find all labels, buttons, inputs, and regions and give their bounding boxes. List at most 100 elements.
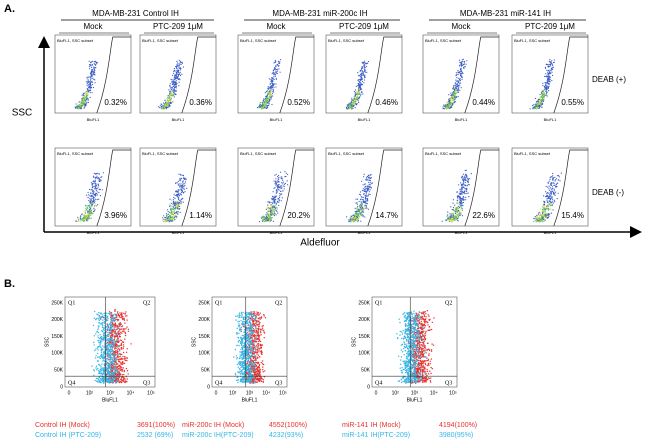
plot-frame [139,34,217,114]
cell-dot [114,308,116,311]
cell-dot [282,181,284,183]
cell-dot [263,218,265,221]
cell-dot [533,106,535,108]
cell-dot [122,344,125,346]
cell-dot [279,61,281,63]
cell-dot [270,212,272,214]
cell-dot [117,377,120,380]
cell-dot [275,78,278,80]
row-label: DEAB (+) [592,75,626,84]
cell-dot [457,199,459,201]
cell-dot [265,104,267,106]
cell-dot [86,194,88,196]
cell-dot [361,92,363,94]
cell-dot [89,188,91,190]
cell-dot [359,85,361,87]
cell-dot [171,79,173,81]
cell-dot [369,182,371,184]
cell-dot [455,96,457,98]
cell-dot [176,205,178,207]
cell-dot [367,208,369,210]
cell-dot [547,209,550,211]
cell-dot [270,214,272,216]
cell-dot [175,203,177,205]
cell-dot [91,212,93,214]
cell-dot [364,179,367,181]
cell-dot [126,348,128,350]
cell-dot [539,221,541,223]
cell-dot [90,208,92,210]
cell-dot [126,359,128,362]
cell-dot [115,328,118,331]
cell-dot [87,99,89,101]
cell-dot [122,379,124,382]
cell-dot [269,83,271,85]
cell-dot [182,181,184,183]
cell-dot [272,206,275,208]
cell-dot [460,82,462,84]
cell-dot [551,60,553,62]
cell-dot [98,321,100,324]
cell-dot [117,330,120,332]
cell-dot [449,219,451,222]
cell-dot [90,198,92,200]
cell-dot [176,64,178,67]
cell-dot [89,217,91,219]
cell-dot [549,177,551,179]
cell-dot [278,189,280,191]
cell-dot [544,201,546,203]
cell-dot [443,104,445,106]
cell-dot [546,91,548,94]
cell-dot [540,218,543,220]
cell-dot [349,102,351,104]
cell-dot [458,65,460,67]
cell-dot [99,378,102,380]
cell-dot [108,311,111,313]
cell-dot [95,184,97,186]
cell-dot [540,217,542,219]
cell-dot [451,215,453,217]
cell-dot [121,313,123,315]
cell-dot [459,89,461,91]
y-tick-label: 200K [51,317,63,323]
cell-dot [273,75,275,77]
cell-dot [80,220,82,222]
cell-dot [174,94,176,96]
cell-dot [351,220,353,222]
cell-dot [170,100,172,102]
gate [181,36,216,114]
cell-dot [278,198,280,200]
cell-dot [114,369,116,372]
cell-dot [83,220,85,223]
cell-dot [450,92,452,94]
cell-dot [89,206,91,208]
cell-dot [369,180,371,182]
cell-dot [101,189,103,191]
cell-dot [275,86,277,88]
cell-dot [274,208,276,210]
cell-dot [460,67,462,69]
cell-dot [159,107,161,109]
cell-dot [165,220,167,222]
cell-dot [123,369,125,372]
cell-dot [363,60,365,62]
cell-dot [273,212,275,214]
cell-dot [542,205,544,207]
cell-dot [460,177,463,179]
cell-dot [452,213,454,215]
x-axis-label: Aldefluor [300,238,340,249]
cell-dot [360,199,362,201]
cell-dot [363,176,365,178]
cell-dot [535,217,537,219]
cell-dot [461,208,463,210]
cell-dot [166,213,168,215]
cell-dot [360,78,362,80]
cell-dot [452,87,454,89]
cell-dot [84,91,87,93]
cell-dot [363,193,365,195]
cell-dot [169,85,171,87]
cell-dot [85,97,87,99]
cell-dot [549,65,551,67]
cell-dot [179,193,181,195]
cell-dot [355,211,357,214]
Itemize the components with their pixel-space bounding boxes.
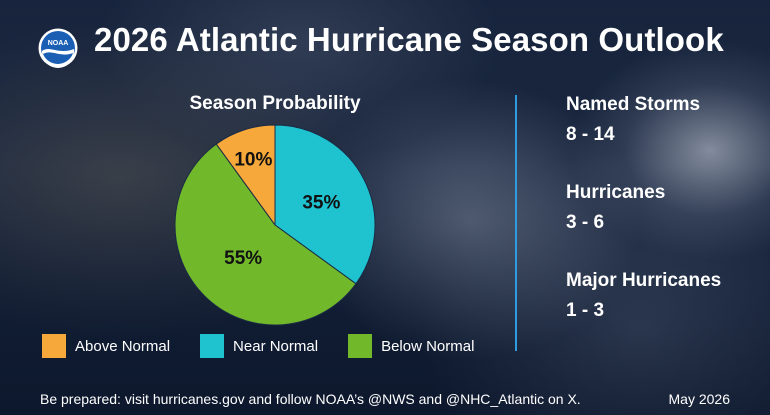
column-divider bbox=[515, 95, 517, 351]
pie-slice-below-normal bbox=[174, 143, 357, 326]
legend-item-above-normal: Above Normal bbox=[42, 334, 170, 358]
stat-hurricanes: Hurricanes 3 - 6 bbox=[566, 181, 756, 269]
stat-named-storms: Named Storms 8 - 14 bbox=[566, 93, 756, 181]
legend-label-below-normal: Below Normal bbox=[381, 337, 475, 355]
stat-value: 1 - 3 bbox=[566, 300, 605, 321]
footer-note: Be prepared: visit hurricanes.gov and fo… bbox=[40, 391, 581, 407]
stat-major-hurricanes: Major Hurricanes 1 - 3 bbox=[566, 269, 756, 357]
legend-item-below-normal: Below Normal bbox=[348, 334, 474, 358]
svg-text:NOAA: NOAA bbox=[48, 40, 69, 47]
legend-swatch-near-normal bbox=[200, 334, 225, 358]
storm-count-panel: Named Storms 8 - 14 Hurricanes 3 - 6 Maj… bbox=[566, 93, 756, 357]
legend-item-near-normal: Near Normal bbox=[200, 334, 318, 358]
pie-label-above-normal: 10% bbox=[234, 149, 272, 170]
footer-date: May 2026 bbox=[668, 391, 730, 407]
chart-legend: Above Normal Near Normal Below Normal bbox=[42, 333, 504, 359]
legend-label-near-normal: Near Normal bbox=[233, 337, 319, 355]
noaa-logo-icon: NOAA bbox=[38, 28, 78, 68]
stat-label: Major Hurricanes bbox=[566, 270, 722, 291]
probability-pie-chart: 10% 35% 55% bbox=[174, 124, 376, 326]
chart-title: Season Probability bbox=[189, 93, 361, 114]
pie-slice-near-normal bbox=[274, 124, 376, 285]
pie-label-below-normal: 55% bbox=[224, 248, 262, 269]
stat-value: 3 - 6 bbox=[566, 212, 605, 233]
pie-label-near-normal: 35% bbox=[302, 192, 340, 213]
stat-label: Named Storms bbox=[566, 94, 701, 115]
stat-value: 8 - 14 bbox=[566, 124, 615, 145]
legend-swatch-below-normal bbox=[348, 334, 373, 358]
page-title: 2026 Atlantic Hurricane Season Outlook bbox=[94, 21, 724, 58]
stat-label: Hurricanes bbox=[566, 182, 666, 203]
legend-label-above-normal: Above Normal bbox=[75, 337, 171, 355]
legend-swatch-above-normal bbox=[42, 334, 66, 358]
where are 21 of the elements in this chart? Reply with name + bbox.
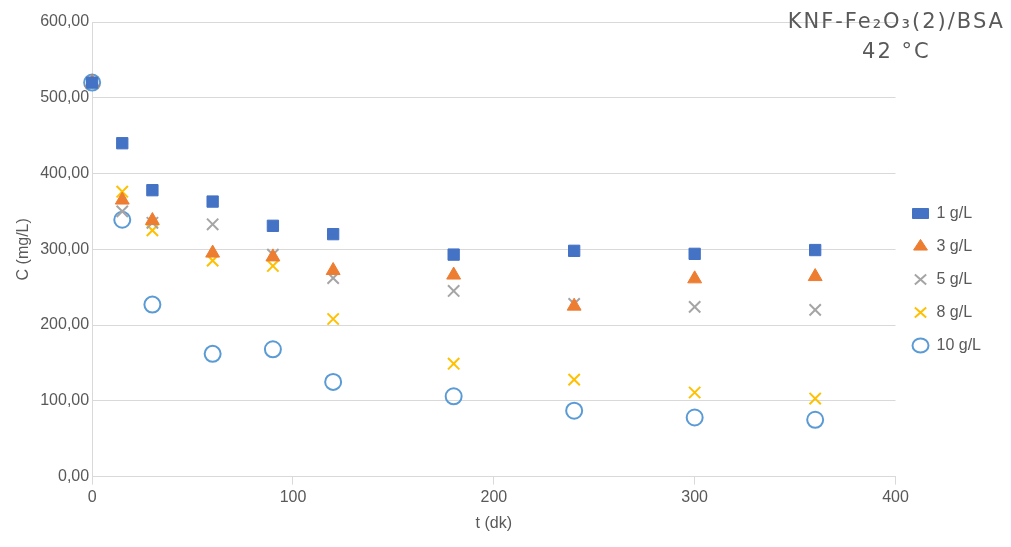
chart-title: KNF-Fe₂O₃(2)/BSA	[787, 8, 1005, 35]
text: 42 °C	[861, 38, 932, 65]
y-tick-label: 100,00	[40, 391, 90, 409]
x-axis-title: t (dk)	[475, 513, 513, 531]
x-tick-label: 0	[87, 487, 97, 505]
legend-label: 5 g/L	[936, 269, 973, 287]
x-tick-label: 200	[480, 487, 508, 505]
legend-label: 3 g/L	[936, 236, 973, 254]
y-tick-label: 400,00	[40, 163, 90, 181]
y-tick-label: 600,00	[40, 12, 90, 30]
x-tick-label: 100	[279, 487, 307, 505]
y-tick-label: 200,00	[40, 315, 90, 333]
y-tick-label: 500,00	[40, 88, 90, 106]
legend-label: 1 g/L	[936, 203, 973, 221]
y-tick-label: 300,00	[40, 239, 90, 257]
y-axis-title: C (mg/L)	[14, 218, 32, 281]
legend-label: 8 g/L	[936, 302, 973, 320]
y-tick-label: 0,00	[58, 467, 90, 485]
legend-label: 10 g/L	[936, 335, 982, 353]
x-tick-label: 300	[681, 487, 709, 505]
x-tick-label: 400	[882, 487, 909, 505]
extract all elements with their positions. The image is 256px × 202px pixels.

§ §

__Task directions__
Output the rows starting at the line that contains "column-divider bbox=[515, 95, 517, 351]" and ending at the line that contains "stat-hurricanes: Hurricanes 3", both included, reproducing each line exactly as it appears.

__Response to the task__
column-divider bbox=[515, 95, 517, 351]
pie-slice-below-normal bbox=[174, 143, 357, 326]
legend-item-above-normal: Above Normal bbox=[42, 334, 170, 358]
stat-hurricanes: Hurricanes 3 - 6 bbox=[566, 181, 756, 269]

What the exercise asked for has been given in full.